Problem requirements:
Copy every line that contains the string "text" from the entries below.

Exercise inputs:
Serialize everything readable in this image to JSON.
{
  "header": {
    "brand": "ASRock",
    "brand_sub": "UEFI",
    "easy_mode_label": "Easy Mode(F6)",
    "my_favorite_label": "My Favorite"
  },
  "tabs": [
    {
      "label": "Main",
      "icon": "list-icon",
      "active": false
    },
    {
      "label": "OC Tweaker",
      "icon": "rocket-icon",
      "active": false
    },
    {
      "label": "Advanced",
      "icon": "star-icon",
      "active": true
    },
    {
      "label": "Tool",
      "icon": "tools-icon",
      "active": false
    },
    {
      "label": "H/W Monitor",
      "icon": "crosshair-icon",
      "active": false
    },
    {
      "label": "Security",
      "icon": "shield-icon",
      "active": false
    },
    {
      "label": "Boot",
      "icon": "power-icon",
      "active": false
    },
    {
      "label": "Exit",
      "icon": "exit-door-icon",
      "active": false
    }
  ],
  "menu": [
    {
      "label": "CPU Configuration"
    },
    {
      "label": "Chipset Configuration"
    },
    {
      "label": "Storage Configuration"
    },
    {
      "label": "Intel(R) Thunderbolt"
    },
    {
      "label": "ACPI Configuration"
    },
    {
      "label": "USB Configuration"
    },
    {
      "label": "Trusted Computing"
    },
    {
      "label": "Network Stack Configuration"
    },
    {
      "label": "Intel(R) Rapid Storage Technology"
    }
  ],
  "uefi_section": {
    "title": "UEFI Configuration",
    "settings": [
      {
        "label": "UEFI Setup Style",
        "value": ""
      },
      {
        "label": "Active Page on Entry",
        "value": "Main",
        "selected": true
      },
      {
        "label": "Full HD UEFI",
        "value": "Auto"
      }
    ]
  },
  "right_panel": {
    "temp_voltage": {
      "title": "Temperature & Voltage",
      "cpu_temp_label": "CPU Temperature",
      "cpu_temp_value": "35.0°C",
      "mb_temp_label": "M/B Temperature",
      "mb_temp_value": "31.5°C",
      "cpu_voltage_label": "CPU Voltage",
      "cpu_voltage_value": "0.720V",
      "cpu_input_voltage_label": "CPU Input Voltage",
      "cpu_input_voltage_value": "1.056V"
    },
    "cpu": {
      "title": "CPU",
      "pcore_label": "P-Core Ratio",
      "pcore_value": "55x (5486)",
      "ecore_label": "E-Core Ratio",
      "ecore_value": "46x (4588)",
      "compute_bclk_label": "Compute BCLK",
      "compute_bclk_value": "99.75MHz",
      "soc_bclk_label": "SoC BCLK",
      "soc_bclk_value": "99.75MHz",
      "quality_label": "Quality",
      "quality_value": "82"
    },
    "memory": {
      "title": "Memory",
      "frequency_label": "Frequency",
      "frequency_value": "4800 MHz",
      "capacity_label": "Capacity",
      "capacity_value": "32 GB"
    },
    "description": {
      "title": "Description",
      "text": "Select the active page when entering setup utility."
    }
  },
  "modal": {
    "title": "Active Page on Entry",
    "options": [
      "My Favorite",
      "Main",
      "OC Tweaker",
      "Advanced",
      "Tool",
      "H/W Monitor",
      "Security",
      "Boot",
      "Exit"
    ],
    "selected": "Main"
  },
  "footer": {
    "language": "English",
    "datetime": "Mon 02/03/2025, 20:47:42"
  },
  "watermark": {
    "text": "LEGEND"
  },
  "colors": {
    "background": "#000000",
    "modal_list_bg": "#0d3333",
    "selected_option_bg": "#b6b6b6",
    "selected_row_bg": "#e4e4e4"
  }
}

Expected output:
      "text": "Select the active page when entering setup utility."
    "text": "LEGEND"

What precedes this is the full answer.